--- Work to complete ---
Return every line of the material below as a JSON list of strings, one string per line, omitting blank lines.

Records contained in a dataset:
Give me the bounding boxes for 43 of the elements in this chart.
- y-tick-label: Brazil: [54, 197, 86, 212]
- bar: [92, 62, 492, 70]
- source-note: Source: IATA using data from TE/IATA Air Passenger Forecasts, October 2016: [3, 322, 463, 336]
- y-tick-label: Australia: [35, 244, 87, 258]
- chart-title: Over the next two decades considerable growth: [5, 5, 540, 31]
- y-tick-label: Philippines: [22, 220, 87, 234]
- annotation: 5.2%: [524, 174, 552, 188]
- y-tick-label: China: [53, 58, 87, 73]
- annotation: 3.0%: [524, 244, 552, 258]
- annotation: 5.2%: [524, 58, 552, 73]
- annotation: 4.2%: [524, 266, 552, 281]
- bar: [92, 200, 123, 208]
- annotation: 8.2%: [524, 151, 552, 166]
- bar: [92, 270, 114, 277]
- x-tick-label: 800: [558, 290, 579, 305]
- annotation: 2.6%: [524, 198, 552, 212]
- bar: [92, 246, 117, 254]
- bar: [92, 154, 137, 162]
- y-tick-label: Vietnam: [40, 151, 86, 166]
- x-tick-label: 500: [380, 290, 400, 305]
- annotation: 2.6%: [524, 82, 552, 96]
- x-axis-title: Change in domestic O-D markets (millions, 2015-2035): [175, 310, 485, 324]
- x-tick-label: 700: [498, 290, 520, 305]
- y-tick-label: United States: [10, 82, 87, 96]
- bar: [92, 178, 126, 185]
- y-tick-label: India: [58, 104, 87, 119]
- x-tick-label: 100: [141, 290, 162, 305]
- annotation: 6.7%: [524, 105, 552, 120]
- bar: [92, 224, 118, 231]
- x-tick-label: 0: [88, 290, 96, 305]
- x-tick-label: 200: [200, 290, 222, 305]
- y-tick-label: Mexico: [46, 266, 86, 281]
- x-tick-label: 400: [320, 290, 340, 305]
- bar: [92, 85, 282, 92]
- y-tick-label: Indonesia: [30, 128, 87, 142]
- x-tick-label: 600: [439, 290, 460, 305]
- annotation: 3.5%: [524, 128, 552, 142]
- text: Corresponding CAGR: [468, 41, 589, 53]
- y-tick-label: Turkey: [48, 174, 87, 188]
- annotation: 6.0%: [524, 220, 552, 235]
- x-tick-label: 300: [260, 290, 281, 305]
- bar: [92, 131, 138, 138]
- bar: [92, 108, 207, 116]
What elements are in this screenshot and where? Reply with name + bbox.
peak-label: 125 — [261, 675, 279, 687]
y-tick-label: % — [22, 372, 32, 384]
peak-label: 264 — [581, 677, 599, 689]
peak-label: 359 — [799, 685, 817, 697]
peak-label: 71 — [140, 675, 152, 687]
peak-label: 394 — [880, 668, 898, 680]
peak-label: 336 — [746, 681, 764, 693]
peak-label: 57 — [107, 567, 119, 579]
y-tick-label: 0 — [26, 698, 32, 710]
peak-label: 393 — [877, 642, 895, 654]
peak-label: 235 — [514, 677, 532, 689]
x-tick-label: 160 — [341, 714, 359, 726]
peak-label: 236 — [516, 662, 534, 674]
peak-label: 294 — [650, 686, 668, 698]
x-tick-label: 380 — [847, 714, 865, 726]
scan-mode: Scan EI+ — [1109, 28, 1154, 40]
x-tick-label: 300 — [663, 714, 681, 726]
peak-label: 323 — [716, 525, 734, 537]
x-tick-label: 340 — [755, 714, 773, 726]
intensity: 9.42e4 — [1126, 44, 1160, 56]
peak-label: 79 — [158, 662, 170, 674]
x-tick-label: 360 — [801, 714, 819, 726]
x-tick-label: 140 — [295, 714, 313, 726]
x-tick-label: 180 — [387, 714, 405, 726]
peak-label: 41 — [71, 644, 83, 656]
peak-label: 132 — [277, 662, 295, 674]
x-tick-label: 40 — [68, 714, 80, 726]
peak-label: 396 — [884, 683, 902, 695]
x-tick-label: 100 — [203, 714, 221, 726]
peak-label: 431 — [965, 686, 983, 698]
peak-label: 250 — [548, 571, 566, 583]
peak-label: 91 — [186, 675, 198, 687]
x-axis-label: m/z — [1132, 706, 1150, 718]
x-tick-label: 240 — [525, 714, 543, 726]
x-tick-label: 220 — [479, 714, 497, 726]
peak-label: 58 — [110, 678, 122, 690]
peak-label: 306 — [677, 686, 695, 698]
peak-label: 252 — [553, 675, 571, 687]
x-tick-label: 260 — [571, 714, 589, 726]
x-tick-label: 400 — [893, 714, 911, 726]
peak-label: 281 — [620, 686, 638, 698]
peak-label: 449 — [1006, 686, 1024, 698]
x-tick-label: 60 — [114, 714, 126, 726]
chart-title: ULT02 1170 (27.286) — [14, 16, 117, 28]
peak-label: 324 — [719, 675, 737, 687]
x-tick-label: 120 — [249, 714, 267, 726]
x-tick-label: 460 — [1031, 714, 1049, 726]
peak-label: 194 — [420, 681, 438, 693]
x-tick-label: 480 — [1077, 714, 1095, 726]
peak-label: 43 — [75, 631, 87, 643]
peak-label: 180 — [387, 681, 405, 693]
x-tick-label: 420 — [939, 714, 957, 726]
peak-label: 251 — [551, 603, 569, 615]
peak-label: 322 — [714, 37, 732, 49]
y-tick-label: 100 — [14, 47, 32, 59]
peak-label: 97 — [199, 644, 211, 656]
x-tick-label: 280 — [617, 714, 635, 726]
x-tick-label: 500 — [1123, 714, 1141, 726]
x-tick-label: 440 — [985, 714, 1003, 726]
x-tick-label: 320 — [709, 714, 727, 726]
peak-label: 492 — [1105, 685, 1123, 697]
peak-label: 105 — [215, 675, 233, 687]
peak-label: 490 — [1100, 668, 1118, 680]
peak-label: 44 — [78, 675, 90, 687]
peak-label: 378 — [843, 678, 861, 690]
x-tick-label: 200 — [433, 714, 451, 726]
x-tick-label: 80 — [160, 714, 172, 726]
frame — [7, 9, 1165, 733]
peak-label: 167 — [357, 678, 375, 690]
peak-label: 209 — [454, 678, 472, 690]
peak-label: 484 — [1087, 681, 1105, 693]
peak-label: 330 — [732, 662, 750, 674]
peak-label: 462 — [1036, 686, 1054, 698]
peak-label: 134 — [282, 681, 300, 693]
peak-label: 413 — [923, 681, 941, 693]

--- Exercise output ---
[
  "Give me the bounding boxes for 43 of the elements in this chart.",
  "- y-tick-label: Brazil: [54, 197, 86, 212]",
  "- bar: [92, 62, 492, 70]",
  "- source-note: Source: IATA using data from TE/IATA Air Passenger Forecasts, October 2016: [3, 322, 463, 336]",
  "- y-tick-label: Australia: [35, 244, 87, 258]",
  "- chart-title: Over the next two decades considerable growth: [5, 5, 540, 31]",
  "- y-tick-label: Philippines: [22, 220, 87, 234]",
  "- annotation: 5.2%: [524, 174, 552, 188]",
  "- y-tick-label: China: [53, 58, 87, 73]",
  "- annotation: 3.0%: [524, 244, 552, 258]",
  "- annotation: 5.2%: [524, 58, 552, 73]",
  "- annotation: 4.2%: [524, 266, 552, 281]",
  "- bar: [92, 200, 123, 208]",
  "- annotation: 8.2%: [524, 151, 552, 166]",
  "- bar: [92, 270, 114, 277]",
  "- x-tick-label: 800: [558, 290, 579, 305]",
  "- annotation: 2.6%: [524, 198, 552, 212]",
  "- bar: [92, 246, 117, 254]",
  "- bar: [92, 154, 137, 162]",
  "- y-tick-label: Vietnam: [40, 151, 86, 166]",
  "- x-tick-label: 500: [380, 290, 400, 305]",
  "- annotation: 2.6%: [524, 82, 552, 96]",
  "- x-axis-title: Change in domestic O-D markets (millions, 2015-2035): [175, 310, 485, 324]",
  "- x-tick-label: 700: [498, 290, 520, 305]",
  "- y-tick-label: United States: [10, 82, 87, 96]",
  "- bar: [92, 178, 126, 185]",
  "- y-tick-label: India: [58, 104, 87, 119]",
  "- x-tick-label: 100: [141, 290, 162, 305]",
  "- annotation: 6.7%: [524, 105, 552, 120]",
  "- bar: [92, 224, 118, 231]",
  "- x-tick-label: 0: [88, 290, 96, 305]",
  "- x-tick-label: 200: [200, 290, 222, 305]",
  "- y-tick-label: Mexico: [46, 266, 86, 281]",
  "- x-tick-label: 400: [320, 290, 340, 305]",
  "- bar: [92, 85, 282, 92]",
  "- y-tick-label: Indonesia: [30, 128, 87, 142]",
  "- x-tick-label: 600: [439, 290, 460, 305]",
  "- annotation: 3.5%: [524, 128, 552, 142]",
  "- text: Corresponding CAGR: [468, 41, 589, 53]",
  "- y-tick-label: Turkey: [48, 174, 87, 188]",
  "- annotation: 6.0%: [524, 220, 552, 235]",
  "- x-tick-label: 300: [260, 290, 281, 305]",
  "- bar: [92, 131, 138, 138]",
  "- bar: [92, 108, 207, 116]",
  "What elements are in this screenshot and where? Reply with name + bbox.",
  "peak-label: 125 — [261, 675, 279, 687]",
  "y-tick-label: % — [22, 372, 32, 384]",
  "peak-label: 264 — [581, 677, 599, 689]",
  "peak-label: 359 — [799, 685, 817, 697]",
  "peak-label: 71 — [140, 675, 152, 687]",
  "peak-label: 394 — [880, 668, 898, 680]",
  "peak-label: 336 — [746, 681, 764, 693]",
  "peak-label: 57 — [107, 567, 119, 579]",
  "y-tick-label: 0 — [26, 698, 32, 710]",
  "peak-label: 393 — [877, 642, 895, 654]",
  "peak-label: 235 — [514, 677, 532, 689]",
  "x-tick-label: 160 — [341, 714, 359, 726]",
  "peak-label: 236 — [516, 662, 534, 674]",
  "peak-label: 294 — [650, 686, 668, 698]",
  "x-tick-label: 380 — [847, 714, 865, 726]",
  "scan-mode: Scan EI+ — [1109, 28, 1154, 40]",
  "x-tick-label: 300 — [663, 714, 681, 726]",
  "peak-label: 323 — [716, 525, 734, 537]",
  "x-tick-label: 340 — [755, 714, 773, 726]",
  "intensity: 9.42e4 — [1126, 44, 1160, 56]",
  "peak-label: 79 — [158, 662, 170, 674]",
  "x-tick-label: 360 — [801, 714, 819, 726]",
  "x-tick-label: 140 — [295, 714, 313, 726]",
  "x-tick-label: 180 — [387, 714, 405, 726]",
  "peak-label: 41 — [71, 644, 83, 656]",
  "peak-label: 132 — [277, 662, 295, 674]",
  "x-tick-label: 40 — [68, 714, 80, 726]",
  "peak-label: 396 — [884, 683, 902, 695]",
  "x-tick-label: 100 — [203, 714, 221, 726]",
  "peak-label: 431 — [965, 686, 983, 698]",
  "peak-label: 250 — [548, 571, 566, 583]",
  "peak-label: 91 — [186, 675, 198, 687]",
  "x-axis-label: m/z — [1132, 706, 1150, 718]",
  "x-tick-label: 240 — [525, 714, 543, 726]",
  "x-tick-label: 220 — [479, 714, 497, 726]",
  "peak-label: 58 — [110, 678, 122, 690]",
  "peak-label: 306 — [677, 686, 695, 698]",
  "peak-label: 252 — [553, 675, 571, 687]",
  "x-tick-label: 260 — [571, 714, 589, 726]",
  "x-tick-label: 400 — [893, 714, 911, 726]",
  "peak-label: 281 — [620, 686, 638, 698]",
  "peak-label: 449 — [1006, 686, 1024, 698]",
  "x-tick-label: 60 — [114, 714, 126, 726]",
  "chart-title: ULT02 1170 (27.286) — [14, 16, 117, 28]",
  "peak-label: 324 — [719, 675, 737, 687]",
  "x-tick-label: 120 — [249, 714, 267, 726]",
  "x-tick-label: 460 — [1031, 714, 1049, 726]",
  "peak-label: 194 — [420, 681, 438, 693]",
  "x-tick-label: 480 — [1077, 714, 1095, 726]",
  "peak-label: 43 — [75, 631, 87, 643]",
  "peak-label: 180 — [387, 681, 405, 693]",
  "x-tick-label: 420 — [939, 714, 957, 726]",
  "peak-label: 251 — [551, 603, 569, 615]",
  "peak-label: 322 — [714, 37, 732, 49]",
  "y-tick-label: 100 — [14, 47, 32, 59]",
  "peak-label: 97 — [199, 644, 211, 656]",
  "x-tick-label: 280 — [617, 714, 635, 726]",
  "x-tick-label: 500 — [1123, 714, 1141, 726]",
  "x-tick-label: 440 — [985, 714, 1003, 726]",
  "x-tick-label: 320 — [709, 714, 727, 726]",
  "peak-label: 492 — [1105, 685, 1123, 697]",
  "peak-label: 105 — [215, 675, 233, 687]",
  "peak-label: 490 — [1100, 668, 1118, 680]",
  "peak-label: 44 — [78, 675, 90, 687]",
  "peak-label: 378 — [843, 678, 861, 690]",
  "x-tick-label: 200 — [433, 714, 451, 726]",
  "x-tick-label: 80 — [160, 714, 172, 726]",
  "frame — [7, 9, 1165, 733]",
  "peak-label: 167 — [357, 678, 375, 690]",
  "peak-label: 209 — [454, 678, 472, 690]",
  "peak-label: 484 — [1087, 681, 1105, 693]",
  "peak-label: 330 — [732, 662, 750, 674]",
  "peak-label: 462 — [1036, 686, 1054, 698]",
  "peak-label: 134 — [282, 681, 300, 693]",
  "peak-label: 413 — [923, 681, 941, 693]"
]